Aim
Extract each line of the records below that contains the word "χρήματος".

Provided data
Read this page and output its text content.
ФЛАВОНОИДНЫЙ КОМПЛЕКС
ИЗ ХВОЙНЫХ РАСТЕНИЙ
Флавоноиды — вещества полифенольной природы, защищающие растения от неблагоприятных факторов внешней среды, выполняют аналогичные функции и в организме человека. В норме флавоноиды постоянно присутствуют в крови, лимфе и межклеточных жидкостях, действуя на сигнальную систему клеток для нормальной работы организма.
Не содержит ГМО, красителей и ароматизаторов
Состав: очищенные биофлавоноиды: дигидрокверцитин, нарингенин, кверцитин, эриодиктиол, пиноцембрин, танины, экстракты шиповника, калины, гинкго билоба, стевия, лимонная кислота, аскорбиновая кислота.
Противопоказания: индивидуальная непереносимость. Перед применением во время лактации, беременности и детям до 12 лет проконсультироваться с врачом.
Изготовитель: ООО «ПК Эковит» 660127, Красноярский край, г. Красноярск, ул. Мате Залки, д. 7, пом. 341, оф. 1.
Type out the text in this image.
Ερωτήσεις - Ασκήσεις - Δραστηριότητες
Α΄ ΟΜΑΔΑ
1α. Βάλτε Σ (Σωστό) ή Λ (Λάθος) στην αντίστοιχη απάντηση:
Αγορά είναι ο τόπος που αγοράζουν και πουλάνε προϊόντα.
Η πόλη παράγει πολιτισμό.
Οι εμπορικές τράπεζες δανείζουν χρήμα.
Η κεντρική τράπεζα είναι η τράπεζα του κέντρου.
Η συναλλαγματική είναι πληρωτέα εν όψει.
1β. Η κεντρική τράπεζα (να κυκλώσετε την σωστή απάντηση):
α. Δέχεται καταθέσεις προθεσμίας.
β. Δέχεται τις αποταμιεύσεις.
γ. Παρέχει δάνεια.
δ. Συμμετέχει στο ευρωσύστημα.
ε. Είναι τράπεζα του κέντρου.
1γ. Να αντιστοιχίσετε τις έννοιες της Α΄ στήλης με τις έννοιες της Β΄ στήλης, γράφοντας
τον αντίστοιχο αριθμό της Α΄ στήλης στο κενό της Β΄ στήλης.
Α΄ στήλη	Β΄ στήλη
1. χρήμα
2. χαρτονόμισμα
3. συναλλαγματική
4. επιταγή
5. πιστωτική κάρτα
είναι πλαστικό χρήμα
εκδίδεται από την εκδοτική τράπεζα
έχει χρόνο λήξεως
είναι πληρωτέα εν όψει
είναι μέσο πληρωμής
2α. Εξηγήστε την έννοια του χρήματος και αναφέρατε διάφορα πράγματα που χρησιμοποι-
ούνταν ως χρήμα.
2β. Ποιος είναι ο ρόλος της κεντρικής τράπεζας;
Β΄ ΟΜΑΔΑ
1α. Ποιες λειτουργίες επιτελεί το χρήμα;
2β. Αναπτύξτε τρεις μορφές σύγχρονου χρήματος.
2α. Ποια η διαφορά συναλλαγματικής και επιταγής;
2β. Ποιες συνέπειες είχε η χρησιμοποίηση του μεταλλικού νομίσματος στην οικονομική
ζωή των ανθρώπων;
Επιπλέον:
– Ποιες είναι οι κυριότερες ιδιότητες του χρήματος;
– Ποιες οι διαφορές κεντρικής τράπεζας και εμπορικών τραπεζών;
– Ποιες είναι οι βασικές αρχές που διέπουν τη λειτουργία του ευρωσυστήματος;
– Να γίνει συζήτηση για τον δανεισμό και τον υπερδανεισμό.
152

Result below
2α. Εξηγήστε την έννοια του χρήματος και αναφέρατε διάφορα πράγματα που χρησιμοποι-
2β. Αναπτύξτε τρεις μορφές σύγχρονου χρήματος.
– Ποιες είναι οι κυριότερες ιδιότητες του χρήματος;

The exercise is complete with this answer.